• Ejercicio A
En el fragmento sobre la predicción, ¿qué animal sustituye a un pulpo para anunciar el vencedor de un mundial de fútbol?
• Ejercicio B
Reescribe el tramo del listado que va desde su comienzo hasta la línea que contiene "Text: H: H — [154, 173, 164, 187]", ambas incluidas, cambiando "Text" por "Texto" y sin tocar nada más. Entrega solo esas líneas.

___ Fragmento proporcionado ___

En tiempos convulsionados, en los que reina la incertidumbre, el ejercicio de la superstición toma la forma de la predicción. Un ratón blanco sustituye a un pulpo para anunciar el vencedor en un mundial de fútbol; los sabios de la economía proyectan en clave profética un mapa del futuro financiero global según un conjunto de negociaciones clave. El delirio no es una excepción; es la regla secreta.

La pasión por anticiparse al tiempo por venir y entrever lo que vendrá constituye un movimiento del espíritu que reenvía la inquietud por el futuro a un pasado remoto. Nuestro credo predictivo se apoya en gestos dialécticamente opuestos: el conjuro y la hipótesis en vías de verificación. El hechicero intenta producir, apropiarse, desviar, destituir –según el caso- lo que él cree que tendrá lugar. El científico conoce una conducta por la repetición de un experimento y así puede estimar el porvenir de un evento. En el fondo, querer conocer es desear administrar un poder de intervención. De lo que se trata es de controlar el devenir.

___ Material proporcionado ___

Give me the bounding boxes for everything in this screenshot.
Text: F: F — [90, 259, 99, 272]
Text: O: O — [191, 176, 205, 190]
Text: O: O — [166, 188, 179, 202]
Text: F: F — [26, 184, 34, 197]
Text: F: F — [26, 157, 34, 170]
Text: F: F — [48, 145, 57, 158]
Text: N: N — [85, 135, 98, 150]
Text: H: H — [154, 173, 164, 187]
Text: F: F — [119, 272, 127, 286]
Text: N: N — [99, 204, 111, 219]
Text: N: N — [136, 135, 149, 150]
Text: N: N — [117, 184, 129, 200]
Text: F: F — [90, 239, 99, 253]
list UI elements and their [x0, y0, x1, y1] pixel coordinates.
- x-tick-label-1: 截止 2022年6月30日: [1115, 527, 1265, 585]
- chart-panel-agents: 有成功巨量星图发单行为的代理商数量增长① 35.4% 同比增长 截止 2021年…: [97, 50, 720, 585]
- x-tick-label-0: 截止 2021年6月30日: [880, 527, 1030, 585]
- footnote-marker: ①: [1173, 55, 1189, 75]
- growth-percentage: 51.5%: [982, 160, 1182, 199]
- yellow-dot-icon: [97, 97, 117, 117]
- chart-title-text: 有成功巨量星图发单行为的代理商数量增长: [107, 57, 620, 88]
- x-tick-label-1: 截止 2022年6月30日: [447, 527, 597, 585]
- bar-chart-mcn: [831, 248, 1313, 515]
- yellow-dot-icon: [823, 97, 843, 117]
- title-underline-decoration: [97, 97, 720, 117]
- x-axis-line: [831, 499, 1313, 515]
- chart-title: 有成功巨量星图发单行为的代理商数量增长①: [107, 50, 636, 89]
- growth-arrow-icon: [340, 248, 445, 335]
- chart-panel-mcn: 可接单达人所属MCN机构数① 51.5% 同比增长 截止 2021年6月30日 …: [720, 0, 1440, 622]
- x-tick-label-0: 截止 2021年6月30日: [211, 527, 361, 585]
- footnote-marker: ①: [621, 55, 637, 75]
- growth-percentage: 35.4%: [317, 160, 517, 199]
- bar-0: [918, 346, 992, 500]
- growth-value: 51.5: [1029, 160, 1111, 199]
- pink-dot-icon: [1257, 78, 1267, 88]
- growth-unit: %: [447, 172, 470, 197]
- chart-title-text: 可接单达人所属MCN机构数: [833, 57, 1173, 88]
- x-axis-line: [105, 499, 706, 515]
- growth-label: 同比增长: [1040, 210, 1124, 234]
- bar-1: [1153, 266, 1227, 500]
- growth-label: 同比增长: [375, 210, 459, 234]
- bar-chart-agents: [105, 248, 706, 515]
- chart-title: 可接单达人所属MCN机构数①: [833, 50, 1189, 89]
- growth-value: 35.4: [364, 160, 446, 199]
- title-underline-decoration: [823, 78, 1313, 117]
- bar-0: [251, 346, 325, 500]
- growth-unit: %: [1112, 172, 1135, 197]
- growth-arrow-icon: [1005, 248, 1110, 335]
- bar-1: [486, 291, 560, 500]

___

• Solución del ejercicio A
Un ratón blanco.

• Solución del ejercicio B
Give me the bounding boxes for everything in this screenshot.
Texto: F: F — [90, 259, 99, 272]
Texto: O: O — [191, 176, 205, 190]
Texto: O: O — [166, 188, 179, 202]
Texto: F: F — [26, 184, 34, 197]
Texto: F: F — [26, 157, 34, 170]
Texto: F: F — [48, 145, 57, 158]
Texto: N: N — [85, 135, 98, 150]
Texto: H: H — [154, 173, 164, 187]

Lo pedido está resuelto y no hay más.